Copy out each line that has "없습니다" in it.
[Begin TASK DATA]
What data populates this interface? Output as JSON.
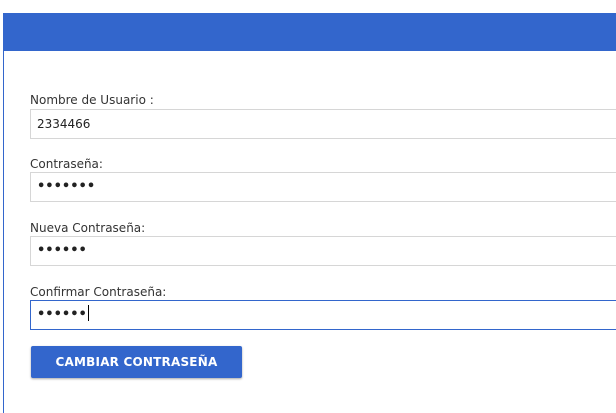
{
  "form": {
    "username_label": "Nombre de Usuario :",
    "username_value": "2334466",
    "password_label": "Contraseña:",
    "password_mask": "•••••••",
    "new_password_label": "Nueva Contraseña:",
    "new_password_mask": "••••••",
    "confirm_password_label": "Confirmar Contraseña:",
    "confirm_password_mask": "••••••",
    "submit_label": "CAMBIAR CONTRASEÑA"
  },
  "colors": {
    "primary": "#3366cc",
    "input_border": "#d6d6d6"
  }
}
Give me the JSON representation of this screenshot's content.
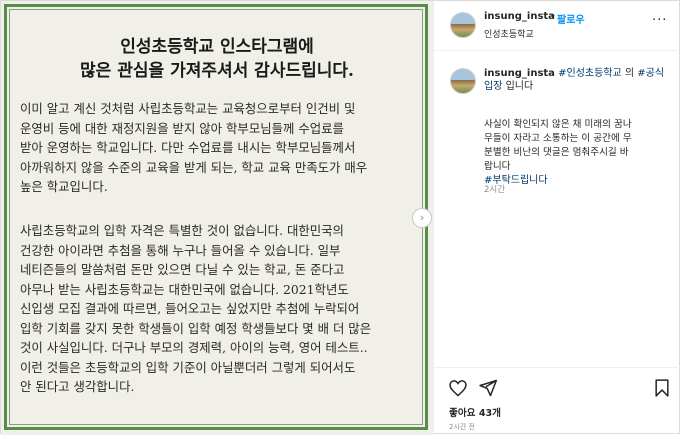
{
  "image": {
    "title_line1": "인성초등학교 인스타그램에",
    "title_line2": "많은 관심을 가져주셔서 감사드립니다.",
    "para1": [
      "  이미 알고 계신 것처럼 사립초등학교는 교육청으로부터 인건비 및",
      "운영비 등에 대한 재정지원을 받지 않아 학부모님들께 수업료를",
      "받아 운영하는 학교입니다. 다만 수업료를 내시는 학부모님들께서",
      "아까워하지 않을 수준의 교육을 받게 되는, 학교 교육 만족도가 매우",
      "높은 학교입니다."
    ],
    "para2": [
      "  사립초등학교의 입학 자격은 특별한 것이 없습니다. 대한민국의",
      "건강한 아이라면 추첨을 통해 누구나 들어올 수 있습니다. 일부",
      "네티즌들의 말씀처럼 돈만 있으면 다닐 수 있는 학교, 돈 준다고",
      "아무나 받는 사립초등학교는 대한민국에 없습니다. 2021학년도",
      "신입생 모집 결과에 따르면, 들어오고는 싶었지만 추첨에 누락되어",
      "입학 기회를 갖지 못한 학생들이 입학 예정 학생들보다 몇 배 더 많은",
      "것이 사실입니다. 더구나 부모의 경제력, 아이의 능력, 영어 테스트..",
      "이런 것들은 초등학교의 입학 기준이 아닐뿐더러 그렇게 되어서도",
      "안 된다고 생각합니다."
    ],
    "next_arrow": "›"
  },
  "header": {
    "username": "insung_insta",
    "separator": "•",
    "follow_label": "팔로우",
    "location": "인성초등학교",
    "more_icon": "···"
  },
  "caption": {
    "username": "insung_insta",
    "tag1": "#인성초등학교",
    "mid_text": " 의 ",
    "tag2": "#공식",
    "tag2b": "입장",
    "end_text": " 입니다",
    "body": [
      "사실이 확인되지 않은 채 미래의 꿈나",
      "무들이 자라고 소통하는 이 공간에 무",
      "분별한 비난의 댓글은 멈춰주시길 바",
      "랍니다"
    ],
    "tag3": "#부탁드립니다",
    "time": "2시간"
  },
  "footer": {
    "likes": "좋아요 43개",
    "time": "2시간 전"
  },
  "icons": [
    "heart-icon",
    "share-icon",
    "bookmark-icon",
    "more-icon"
  ]
}
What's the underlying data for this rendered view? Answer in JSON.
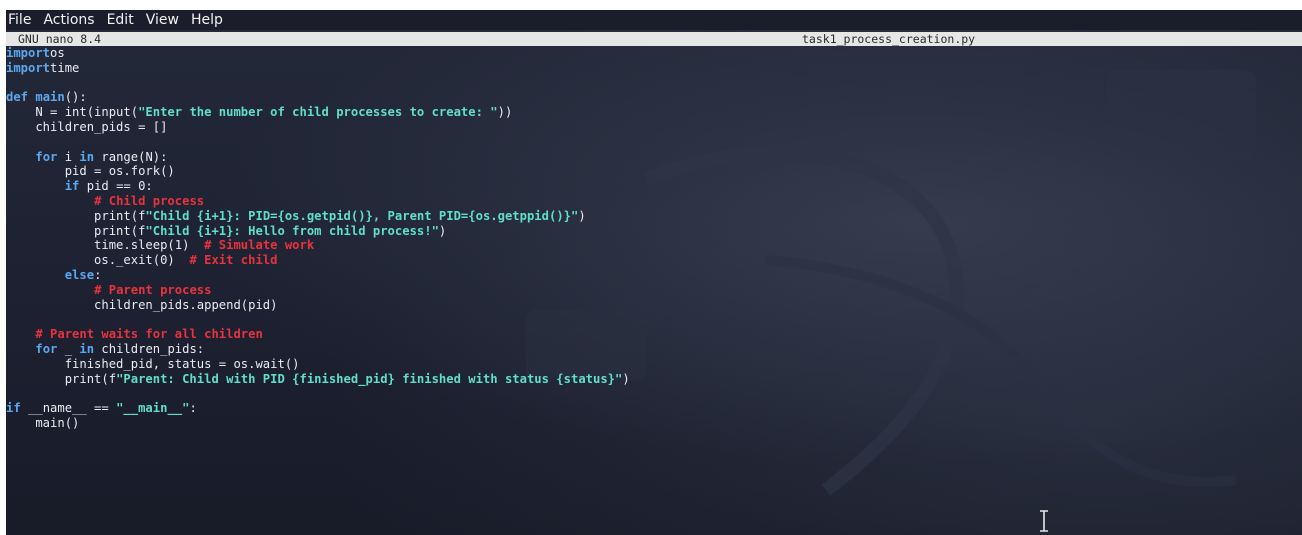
{
  "menu": {
    "items": [
      "File",
      "Actions",
      "Edit",
      "View",
      "Help"
    ]
  },
  "nano": {
    "version": "GNU nano 8.4",
    "filename": "task1_process_creation.py"
  },
  "editor": {
    "lines": [
      [
        [
          "kw",
          "import"
        ],
        [
          "",
          "os"
        ]
      ],
      [
        [
          "kw",
          "import"
        ],
        [
          "",
          "time"
        ]
      ],
      [],
      [
        [
          "kw",
          "def"
        ],
        [
          "",
          " "
        ],
        [
          "fn",
          "main"
        ],
        [
          "",
          "():"
        ]
      ],
      [
        [
          "",
          "    N = int(input("
        ],
        [
          "str",
          "\"Enter the number of child processes to create: \""
        ],
        [
          "",
          "))"
        ]
      ],
      [
        [
          "",
          "    children_pids = []"
        ]
      ],
      [],
      [
        [
          "",
          "    "
        ],
        [
          "kw",
          "for"
        ],
        [
          "",
          " i "
        ],
        [
          "kw",
          "in"
        ],
        [
          "",
          " range(N):"
        ]
      ],
      [
        [
          "",
          "        pid = os.fork()"
        ]
      ],
      [
        [
          "",
          "        "
        ],
        [
          "kw",
          "if"
        ],
        [
          "",
          " pid == 0:"
        ]
      ],
      [
        [
          "",
          "            "
        ],
        [
          "cm",
          "# Child process"
        ]
      ],
      [
        [
          "",
          "            print(f"
        ],
        [
          "str",
          "\"Child {i+1}: PID={os.getpid()}, Parent PID={os.getppid()}\""
        ],
        [
          "",
          ")"
        ]
      ],
      [
        [
          "",
          "            print(f"
        ],
        [
          "str",
          "\"Child {i+1}: Hello from child process!\""
        ],
        [
          "",
          ")"
        ]
      ],
      [
        [
          "",
          "            time.sleep(1)  "
        ],
        [
          "cm",
          "# Simulate work"
        ]
      ],
      [
        [
          "",
          "            os._exit(0)  "
        ],
        [
          "cm",
          "# Exit child"
        ]
      ],
      [
        [
          "",
          "        "
        ],
        [
          "kw",
          "else"
        ],
        [
          "",
          ":"
        ]
      ],
      [
        [
          "",
          "            "
        ],
        [
          "cm",
          "# Parent process"
        ]
      ],
      [
        [
          "",
          "            children_pids.append(pid)"
        ]
      ],
      [],
      [
        [
          "",
          "    "
        ],
        [
          "cm",
          "# Parent waits for all children"
        ]
      ],
      [
        [
          "",
          "    "
        ],
        [
          "kw",
          "for"
        ],
        [
          "",
          " _ "
        ],
        [
          "kw",
          "in"
        ],
        [
          "",
          " children_pids:"
        ]
      ],
      [
        [
          "",
          "        finished_pid, status = os.wait()"
        ]
      ],
      [
        [
          "",
          "        print(f"
        ],
        [
          "str",
          "\"Parent: Child with PID {finished_pid} finished with status {status}\""
        ],
        [
          "",
          ")"
        ]
      ],
      [],
      [
        [
          "kw",
          "if"
        ],
        [
          "",
          " __name__ == "
        ],
        [
          "str",
          "\"__main__\""
        ],
        [
          "",
          ":"
        ]
      ],
      [
        [
          "",
          "    main()"
        ]
      ]
    ]
  },
  "colors": {
    "keyword": "#5ba8f0",
    "string": "#60dec9",
    "comment": "#e8333d",
    "text": "#e9ecf2",
    "header_bg": "#e6e6e6",
    "menubar_bg": "#1b1e2a"
  },
  "mouse_cursor": {
    "icon": "i-beam-cursor-icon"
  }
}
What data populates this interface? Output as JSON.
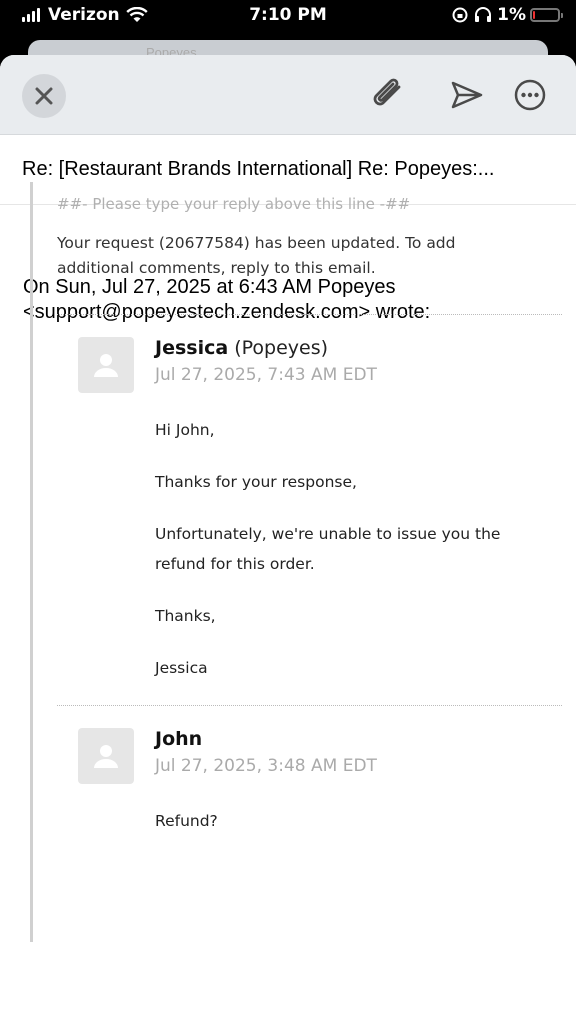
{
  "status_bar": {
    "carrier": "Verizon",
    "time": "7:10 PM",
    "battery": "1%"
  },
  "background_card": {
    "text": "Popeyes"
  },
  "subject": "Re: [Restaurant Brands International] Re: Popeyes:...",
  "wrote_line_1": "On Sun, Jul 27, 2025 at 6:43 AM Popeyes",
  "wrote_line_2": "<support@popeyestech.zendesk.com> wrote:",
  "quote": {
    "hint": "##- Please type your reply above this line -##",
    "updated_1": "Your request (20677584) has been updated. To add",
    "updated_2": "additional comments, reply to this email."
  },
  "comments": [
    {
      "name": "Jessica",
      "org": "(Popeyes)",
      "time": "Jul 27, 2025, 7:43 AM EDT",
      "lines": [
        "Hi John,",
        "Thanks for your response,",
        "Unfortunately, we're unable to issue you the",
        "refund for this order.",
        "Thanks,",
        "Jessica"
      ]
    },
    {
      "name": "John",
      "time": "Jul 27, 2025, 3:48 AM EDT",
      "lines": [
        "Refund?"
      ]
    }
  ],
  "icons": [
    "close-icon",
    "paperclip-icon",
    "send-icon",
    "more-icon",
    "avatar-icon"
  ]
}
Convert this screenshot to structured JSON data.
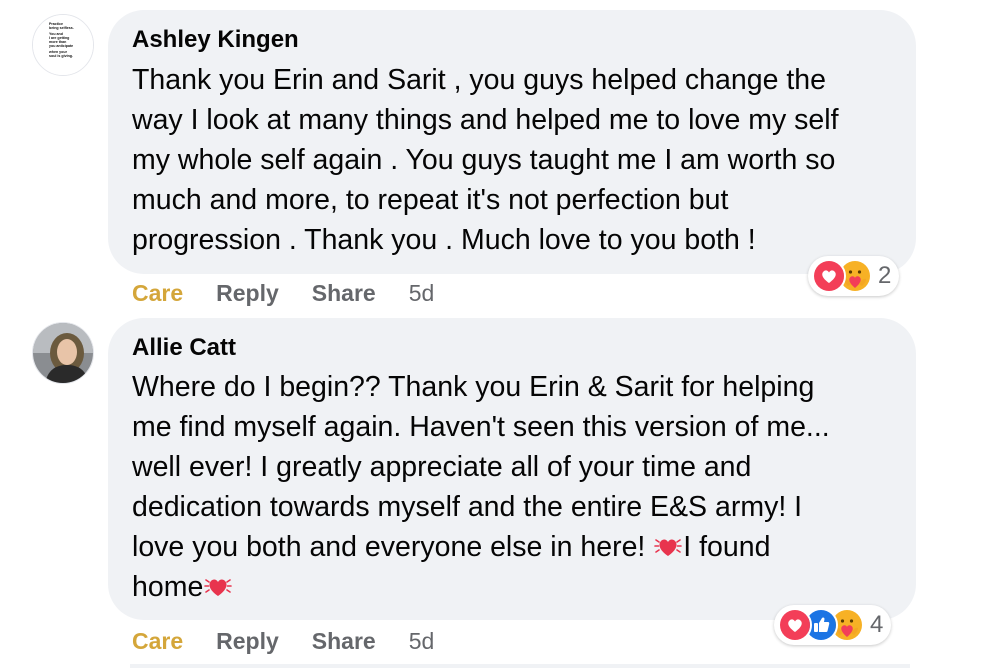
{
  "comments": [
    {
      "author": "Ashley Kingen",
      "avatar_text": [
        "Practice",
        "being selfless.",
        "You and",
        "I are getting",
        "more than",
        "you anticipate",
        "when your",
        "soul is giving."
      ],
      "lines": [
        "Thank you Erin and Sarit , you guys helped change the",
        "way I look at many things and helped me to love my self",
        "my whole self again . You guys taught me I am worth so",
        "much and more, to repeat it's not perfection but",
        "progression . Thank you . Much love to you both !"
      ],
      "actions": {
        "care": "Care",
        "reply": "Reply",
        "share": "Share",
        "time": "5d"
      },
      "reactions": {
        "icons": [
          "love-icon",
          "care-icon"
        ],
        "count": "2"
      }
    },
    {
      "author": "Allie Catt",
      "lines": [
        "Where do I begin?? Thank you Erin & Sarit for helping",
        "me find myself again. Haven't seen this version of me...",
        "well ever! I greatly appreciate all of your time and",
        "dedication towards myself and the entire E&S army! I",
        "love you both and everyone else in here! ",
        "home"
      ],
      "line5_tail": "I found",
      "actions": {
        "care": "Care",
        "reply": "Reply",
        "share": "Share",
        "time": "5d"
      },
      "reactions": {
        "icons": [
          "love-icon",
          "like-icon",
          "care-icon"
        ],
        "count": "4"
      }
    }
  ],
  "colors": {
    "bubble": "#f0f2f5",
    "care_active": "#d4a63a",
    "meta": "#65676b",
    "love": "#f33e58",
    "like": "#1b74e4",
    "care_face": "#f7b125"
  }
}
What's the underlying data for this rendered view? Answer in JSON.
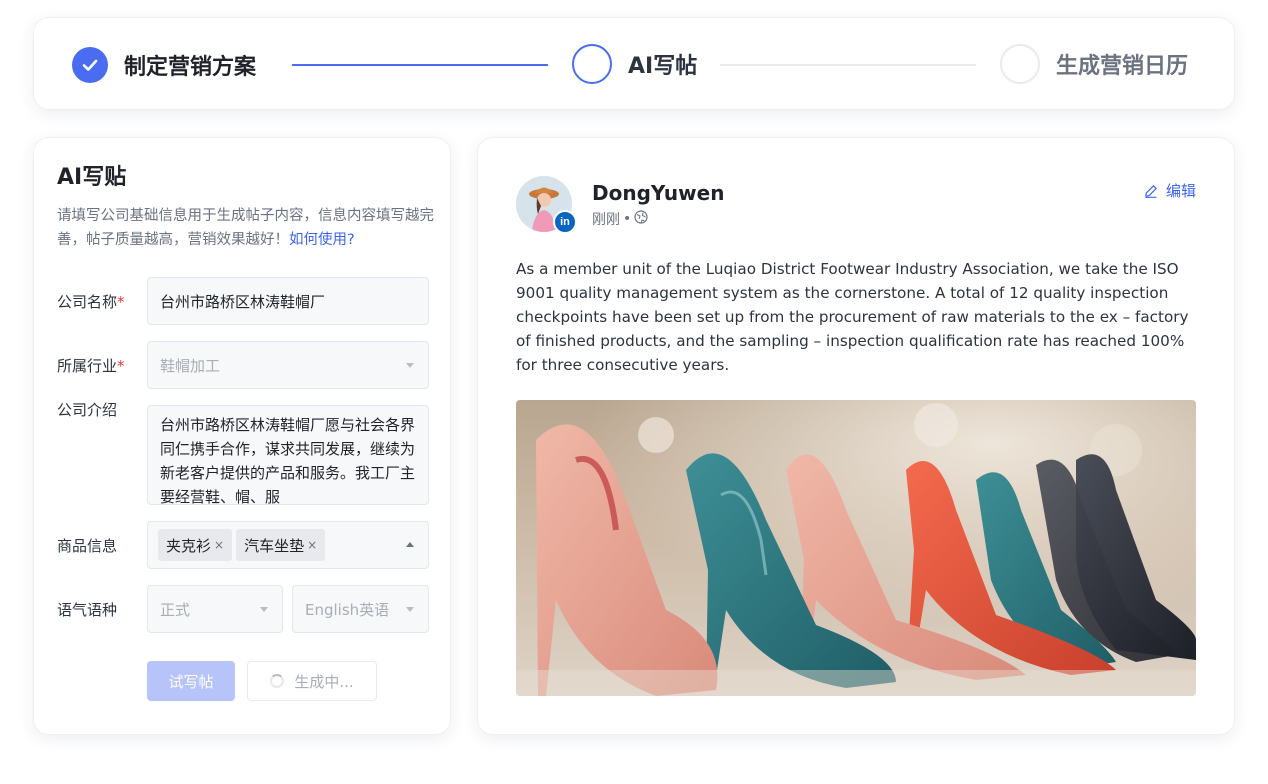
{
  "stepper": {
    "steps": [
      {
        "label": "制定营销方案",
        "state": "done"
      },
      {
        "label": "AI写帖",
        "state": "active"
      },
      {
        "label": "生成营销日历",
        "state": "todo"
      }
    ]
  },
  "form": {
    "title": "AI写贴",
    "description": "请填写公司基础信息用于生成帖子内容，信息内容填写越完善，帖子质量越高，营销效果越好！",
    "help_link": "如何使用?",
    "company_name": {
      "label": "公司名称",
      "required_mark": "*",
      "value": "台州市路桥区林涛鞋帽厂"
    },
    "industry": {
      "label": "所属行业",
      "required_mark": "*",
      "placeholder": "鞋帽加工"
    },
    "intro": {
      "label": "公司介绍",
      "value": "台州市路桥区林涛鞋帽厂愿与社会各界同仁携手合作，谋求共同发展，继续为新老客户提供的产品和服务。我工厂主要经营鞋、帽、服"
    },
    "products": {
      "label": "商品信息",
      "tags": [
        "夹克衫",
        "汽车坐垫"
      ]
    },
    "tone_language": {
      "label": "语气语种",
      "tone": "正式",
      "language": "English英语"
    },
    "try_button": "试写帖",
    "generating_button": "生成中..."
  },
  "preview": {
    "author": "DongYuwen",
    "time": "刚刚",
    "separator": "•",
    "edit_label": "编辑",
    "post_text": "As a member unit of the Luqiao District Footwear Industry Association, we take the ISO 9001 quality management system as the cornerstone. A total of 12 quality inspection checkpoints have been set up from the procurement of raw materials to the ex – factory of finished products, and the sampling – inspection qualification rate has reached 100% for three consecutive years.",
    "badge": "in"
  },
  "colors": {
    "accent": "#4a6cf0",
    "link": "#3d63f1",
    "required": "#e53935",
    "primary_disabled": "#b6c4fa",
    "linkedin": "#0a66c2"
  }
}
[End TASK DATA]
## ANSWER IN FULL
      "  사립초등학교의 입학 자격은 특별한 것이 없습니다. 대한민국의",
      "아무나 받는 사립초등학교는 대한민국에 없습니다. 2021학년도",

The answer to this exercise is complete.